--- begin EXCERPT TO READ ---
BY BENJAMIN F. THOMAS,
COUNSELLOR AT LAW.
NEW EDITION, REVISED AND CORRECTED.
Entered according to the act of Congress, in the year 1849, by
PRINTED BY HENRY J. HOWLAND, WORCESTER.
THE TOWN OFFICER. .
POWERS OF TOWNS.
1. Towns to be bodies corporate as heretofore.
2. Towns may sue and be sued.
3. Towns may hold property, make contracts, &c.
4. Towns may grant money for town schools, the poor, and other necessary charges.
5. The Statute not an enumeration of objects for which towns may raise money.
6. Rule to determine what are necessary charges.
7. Enumeration of necessary charges.
8. Towns not bound, even by express votes, for contracts not within the scope of corporate objects.
9. Illustration of the rule.
10. How towns may be restrained from raising, borrowing or expending money for illegal purposes.
11. Towns may make by-laws.
12. To be approved by Court of Common Pleas.
13. If not reasonable, void.
14. Binding on all persons coming within the town. 15. To be published.
16. Authority of cities to make by-laws.
17. Towns may make by-laws respecting the keeping of dogs.
18. Towns may suspend the operation of certain laws relative to the killing of birds.
--- end EXCERPT TO READ ---
--- begin DATA EXCERPT ---
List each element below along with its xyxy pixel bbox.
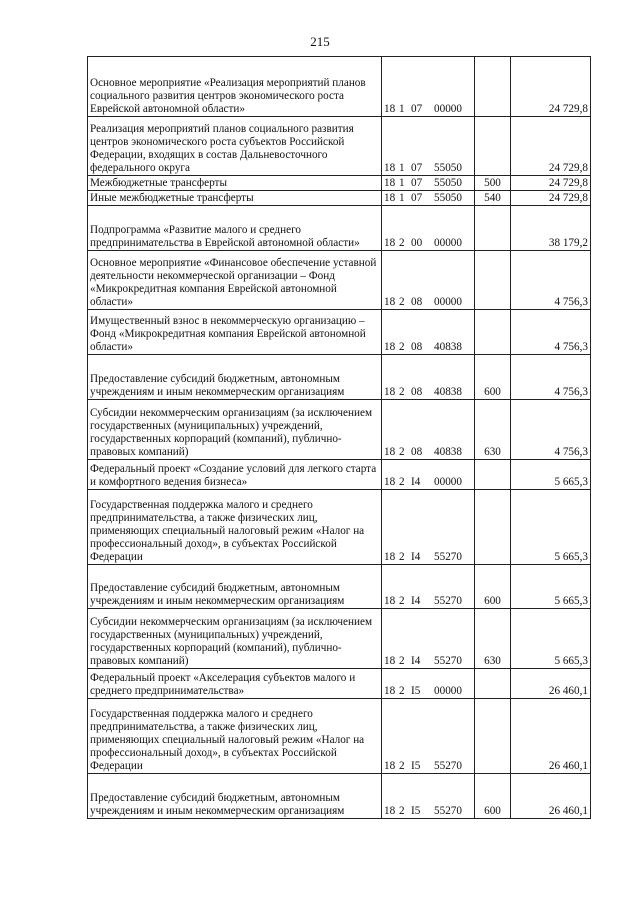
--- end DATA EXCERPT ---
__EXERCISES__:
1. List every numbered heading in the handbook excerpt that begins with the words "Towns may".
2. Transcribe part of the handbook excerpt word for word. Begin at the words "3. Towns may" and stop after "keeping of dogs.".
3. Pick up the handbook excerpt on the powers of towns after its final heading and keep it going.

__ANSWERS PER TASK__:
1.
2. Towns may sue and be sued.
3. Towns may hold property, make contracts, &c.
4. Towns may grant money for town schools, the poor, and other necessary charges.
11. Towns may make by-laws.
17. Towns may make by-laws respecting the keeping of dogs.
18. Towns may suspend the operation of certain laws relative to the killing of birds.

2.
3. Towns may hold property, make contracts, &c.
4. Towns may grant money for town schools, the poor, and other necessary charges.
5. The Statute not an enumeration of objects for which towns may raise money.
6. Rule to determine what are necessary charges.
7. Enumeration of necessary charges.
8. Towns not bound, even by express votes, for contracts not within the scope of corporate objects.
9. Illustration of the rule.
10. How towns may be restrained from raising, borrowing or expending money for illegal purposes.
11. Towns may make by-laws.
12. To be approved by Court of Common Pleas.
13. If not reasonable, void.
14. Binding on all persons coming within the town. 15. To be published.
16. Authority of cities to make by-laws.
17. Towns may make by-laws respecting the keeping of dogs.

3.
19. Other powers of towns.
1. The inhabitants of every town shall continue to be a body corporate, with all the powers heretofore exercised by towns, and subject to all the duties to which they have heretofore been liable. R. S. c. 15, S 8.
2. The inhabitants of towns, in their corporate capacity, may sue and be sued in the manner prescribed by law, and may appoint all necessary agents and attornies in that behalf. Ib. 10.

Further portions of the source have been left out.